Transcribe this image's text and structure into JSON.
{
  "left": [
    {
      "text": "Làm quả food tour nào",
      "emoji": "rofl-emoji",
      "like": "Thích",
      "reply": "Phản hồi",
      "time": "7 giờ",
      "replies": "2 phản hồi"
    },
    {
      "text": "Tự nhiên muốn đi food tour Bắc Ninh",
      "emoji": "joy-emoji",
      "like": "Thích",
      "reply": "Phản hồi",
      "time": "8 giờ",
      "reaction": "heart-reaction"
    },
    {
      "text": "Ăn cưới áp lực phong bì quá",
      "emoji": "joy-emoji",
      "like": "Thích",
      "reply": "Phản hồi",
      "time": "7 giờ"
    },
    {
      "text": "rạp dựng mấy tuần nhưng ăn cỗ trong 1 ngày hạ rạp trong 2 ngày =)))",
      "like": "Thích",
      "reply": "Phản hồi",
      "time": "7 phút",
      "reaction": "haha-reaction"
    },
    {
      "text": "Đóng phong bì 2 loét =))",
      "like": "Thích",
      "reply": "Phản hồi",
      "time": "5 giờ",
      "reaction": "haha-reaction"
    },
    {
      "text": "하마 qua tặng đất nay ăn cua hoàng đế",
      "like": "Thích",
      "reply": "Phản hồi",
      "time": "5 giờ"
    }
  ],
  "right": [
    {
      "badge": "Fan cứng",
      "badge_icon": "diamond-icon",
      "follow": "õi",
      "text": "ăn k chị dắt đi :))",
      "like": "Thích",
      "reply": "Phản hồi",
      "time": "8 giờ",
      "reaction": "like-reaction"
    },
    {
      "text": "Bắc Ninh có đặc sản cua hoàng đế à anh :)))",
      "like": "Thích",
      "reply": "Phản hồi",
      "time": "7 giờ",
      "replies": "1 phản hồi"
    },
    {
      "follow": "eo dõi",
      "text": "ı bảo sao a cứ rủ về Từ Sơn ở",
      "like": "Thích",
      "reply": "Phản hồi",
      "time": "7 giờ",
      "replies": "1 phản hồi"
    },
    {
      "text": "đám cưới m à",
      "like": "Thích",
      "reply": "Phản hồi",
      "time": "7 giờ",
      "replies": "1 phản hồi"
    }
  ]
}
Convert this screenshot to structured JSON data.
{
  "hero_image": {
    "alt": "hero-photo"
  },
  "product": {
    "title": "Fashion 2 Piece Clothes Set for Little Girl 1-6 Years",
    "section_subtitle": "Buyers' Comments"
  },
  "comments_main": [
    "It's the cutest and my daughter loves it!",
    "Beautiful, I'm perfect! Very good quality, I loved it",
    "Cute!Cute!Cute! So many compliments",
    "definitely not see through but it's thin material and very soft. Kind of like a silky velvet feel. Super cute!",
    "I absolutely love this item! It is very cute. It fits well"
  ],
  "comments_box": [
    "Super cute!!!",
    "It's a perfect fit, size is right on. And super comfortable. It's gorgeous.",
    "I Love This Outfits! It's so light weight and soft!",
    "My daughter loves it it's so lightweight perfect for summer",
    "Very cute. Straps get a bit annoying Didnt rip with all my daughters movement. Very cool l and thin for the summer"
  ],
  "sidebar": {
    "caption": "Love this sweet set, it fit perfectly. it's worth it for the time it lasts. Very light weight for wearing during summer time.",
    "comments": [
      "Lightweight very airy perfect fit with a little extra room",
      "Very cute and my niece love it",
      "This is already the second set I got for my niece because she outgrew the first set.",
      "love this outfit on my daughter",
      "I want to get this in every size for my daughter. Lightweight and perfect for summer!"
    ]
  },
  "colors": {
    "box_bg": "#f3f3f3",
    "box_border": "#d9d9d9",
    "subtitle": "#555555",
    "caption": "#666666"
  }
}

*Exercise description*: Take the entries above and transcribe them in full.

*Solved exercise*:
Transcribe this image's text and structure into JSON.
{
  "left": [
    {
      "text": "Làm quả food tour nào",
      "emoji": "rofl-emoji",
      "like": "Thích",
      "reply": "Phản hồi",
      "time": "7 giờ",
      "replies": "2 phản hồi"
    },
    {
      "text": "Tự nhiên muốn đi food tour Bắc Ninh",
      "emoji": "joy-emoji",
      "like": "Thích",
      "reply": "Phản hồi",
      "time": "8 giờ",
      "reaction": "heart-reaction"
    },
    {
      "text": "Ăn cưới áp lực phong bì quá",
      "emoji": "joy-emoji",
      "like": "Thích",
      "reply": "Phản hồi",
      "time": "7 giờ"
    },
    {
      "text": "rạp dựng mấy tuần nhưng ăn cỗ trong 1 ngày hạ rạp trong 2 ngày =)))",
      "like": "Thích",
      "reply": "Phản hồi",
      "time": "7 phút",
      "reaction": "haha-reaction"
    },
    {
      "text": "Đóng phong bì 2 loét =))",
      "like": "Thích",
      "reply": "Phản hồi",
      "time": "5 giờ",
      "reaction": "haha-reaction"
    },
    {
      "text": "하마 qua tặng đất nay ăn cua hoàng đế",
      "like": "Thích",
      "reply": "Phản hồi",
      "time": "5 giờ"
    }
  ],
  "right": [
    {
      "badge": "Fan cứng",
      "badge_icon": "diamond-icon",
      "follow": "õi",
      "text": "ăn k chị dắt đi :))",
      "like": "Thích",
      "reply": "Phản hồi",
      "time": "8 giờ",
      "reaction": "like-reaction"
    },
    {
      "text": "Bắc Ninh có đặc sản cua hoàng đế à anh :)))",
      "like": "Thích",
      "reply": "Phản hồi",
      "time": "7 giờ",
      "replies": "1 phản hồi"
    },
    {
      "follow": "eo dõi",
      "text": "ı bảo sao a cứ rủ về Từ Sơn ở",
      "like": "Thích",
      "reply": "Phản hồi",
      "time": "7 giờ",
      "replies": "1 phản hồi"
    },
    {
      "text": "đám cưới m à",
      "like": "Thích",
      "reply": "Phản hồi",
      "time": "7 giờ",
      "replies": "1 phản hồi"
    }
  ]
}
Convert this screenshot to structured JSON data.
{
  "hero_image": {
    "alt": "hero-photo"
  },
  "product": {
    "title": "Fashion 2 Piece Clothes Set for Little Girl 1-6 Years",
    "section_subtitle": "Buyers' Comments"
  },
  "comments_main": [
    "It's the cutest and my daughter loves it!",
    "Beautiful, I'm perfect! Very good quality, I loved it",
    "Cute!Cute!Cute! So many compliments",
    "definitely not see through but it's thin material and very soft. Kind of like a silky velvet feel. Super cute!",
    "I absolutely love this item! It is very cute. It fits well"
  ],
  "comments_box": [
    "Super cute!!!",
    "It's a perfect fit, size is right on. And super comfortable. It's gorgeous.",
    "I Love This Outfits! It's so light weight and soft!",
    "My daughter loves it it's so lightweight perfect for summer",
    "Very cute. Straps get a bit annoying Didnt rip with all my daughters movement. Very cool l and thin for the summer"
  ],
  "sidebar": {
    "caption": "Love this sweet set, it fit perfectly. it's worth it for the time it lasts. Very light weight for wearing during summer time.",
    "comments": [
      "Lightweight very airy perfect fit with a little extra room",
      "Very cute and my niece love it",
      "This is already the second set I got for my niece because she outgrew the first set.",
      "love this outfit on my daughter",
      "I want to get this in every size for my daughter. Lightweight and perfect for summer!"
    ]
  },
  "colors": {
    "box_bg": "#f3f3f3",
    "box_border": "#d9d9d9",
    "subtitle": "#555555",
    "caption": "#666666"
  }
}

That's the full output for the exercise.